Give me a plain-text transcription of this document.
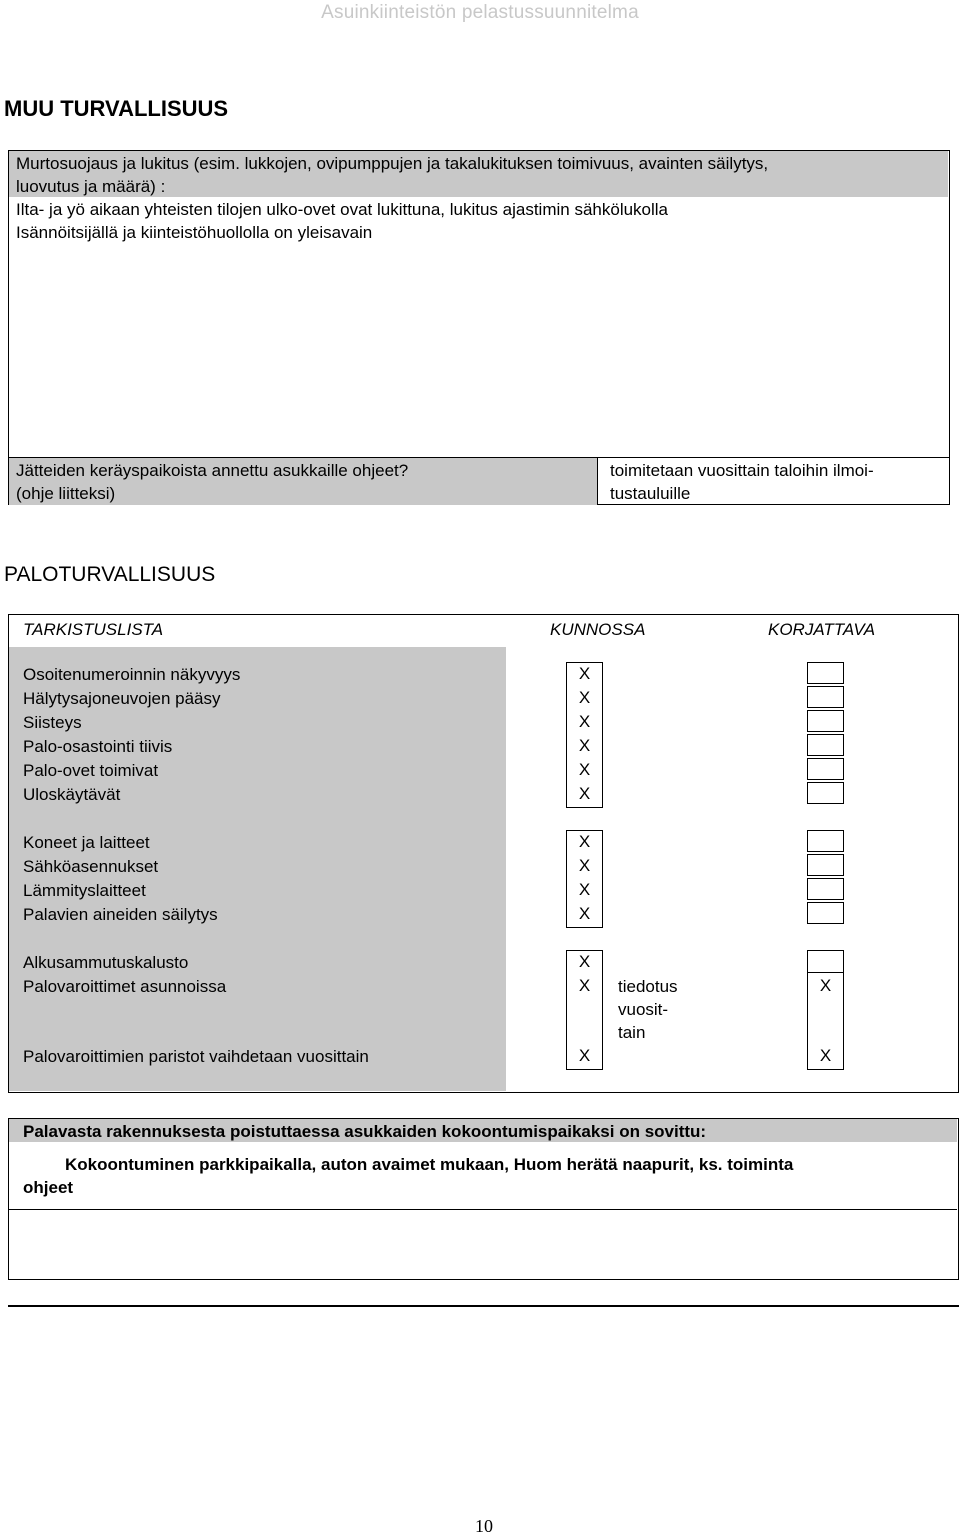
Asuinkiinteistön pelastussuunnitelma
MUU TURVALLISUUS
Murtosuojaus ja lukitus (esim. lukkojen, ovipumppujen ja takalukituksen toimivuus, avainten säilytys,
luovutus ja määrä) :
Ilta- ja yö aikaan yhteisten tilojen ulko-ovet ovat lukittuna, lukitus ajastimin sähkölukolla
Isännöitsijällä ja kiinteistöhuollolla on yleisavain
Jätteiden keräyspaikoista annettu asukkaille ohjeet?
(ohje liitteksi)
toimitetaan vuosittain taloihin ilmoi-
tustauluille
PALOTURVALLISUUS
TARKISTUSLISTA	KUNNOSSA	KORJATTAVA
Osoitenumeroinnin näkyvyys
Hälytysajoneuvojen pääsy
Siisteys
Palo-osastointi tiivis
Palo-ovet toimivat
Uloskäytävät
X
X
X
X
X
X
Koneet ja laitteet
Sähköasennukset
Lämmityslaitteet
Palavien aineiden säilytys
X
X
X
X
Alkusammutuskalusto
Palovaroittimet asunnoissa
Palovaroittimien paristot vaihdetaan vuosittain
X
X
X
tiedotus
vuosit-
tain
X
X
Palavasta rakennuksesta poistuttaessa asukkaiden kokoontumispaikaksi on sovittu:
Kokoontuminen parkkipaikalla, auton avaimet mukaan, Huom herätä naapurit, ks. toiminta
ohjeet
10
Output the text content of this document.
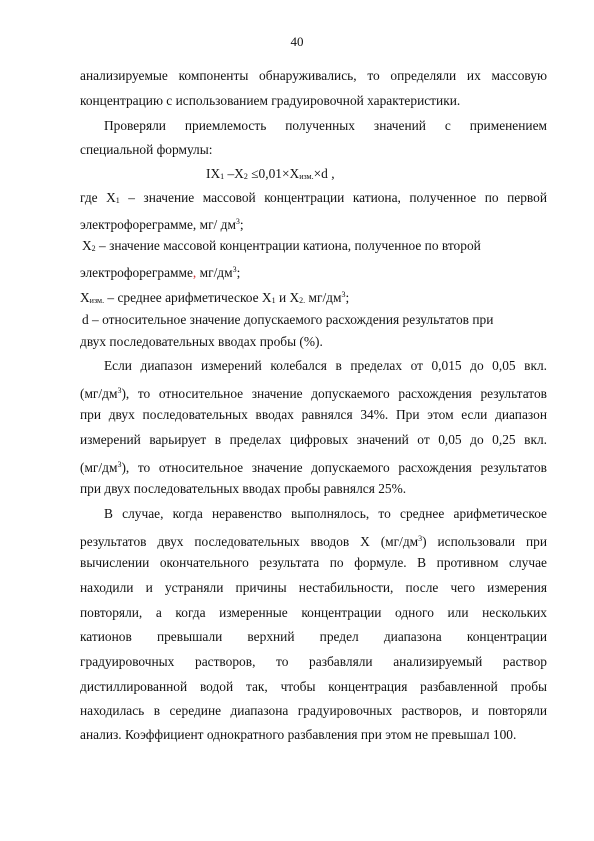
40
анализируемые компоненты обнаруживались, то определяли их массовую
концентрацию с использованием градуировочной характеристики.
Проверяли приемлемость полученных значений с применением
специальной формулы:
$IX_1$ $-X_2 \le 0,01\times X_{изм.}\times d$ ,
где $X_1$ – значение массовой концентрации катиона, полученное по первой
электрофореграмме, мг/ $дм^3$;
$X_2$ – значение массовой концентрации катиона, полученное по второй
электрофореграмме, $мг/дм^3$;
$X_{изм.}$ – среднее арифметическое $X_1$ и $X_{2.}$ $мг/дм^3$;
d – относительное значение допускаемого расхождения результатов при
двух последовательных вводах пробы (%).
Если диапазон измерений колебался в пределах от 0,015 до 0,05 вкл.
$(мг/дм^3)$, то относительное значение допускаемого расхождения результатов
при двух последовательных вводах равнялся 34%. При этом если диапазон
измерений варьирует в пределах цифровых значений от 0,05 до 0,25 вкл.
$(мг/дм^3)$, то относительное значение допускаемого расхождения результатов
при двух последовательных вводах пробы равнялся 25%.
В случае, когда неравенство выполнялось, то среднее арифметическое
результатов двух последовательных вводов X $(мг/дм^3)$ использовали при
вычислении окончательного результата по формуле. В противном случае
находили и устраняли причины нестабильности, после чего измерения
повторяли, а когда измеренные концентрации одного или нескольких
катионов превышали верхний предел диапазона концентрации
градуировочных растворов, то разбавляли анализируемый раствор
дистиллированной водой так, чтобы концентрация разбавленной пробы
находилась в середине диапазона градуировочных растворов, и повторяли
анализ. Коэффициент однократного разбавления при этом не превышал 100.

# # # #

__Exercise prompt__
Report how many lines of the listing above include the word "электрофореграмме". Say nothing but the number.

__The answer__
2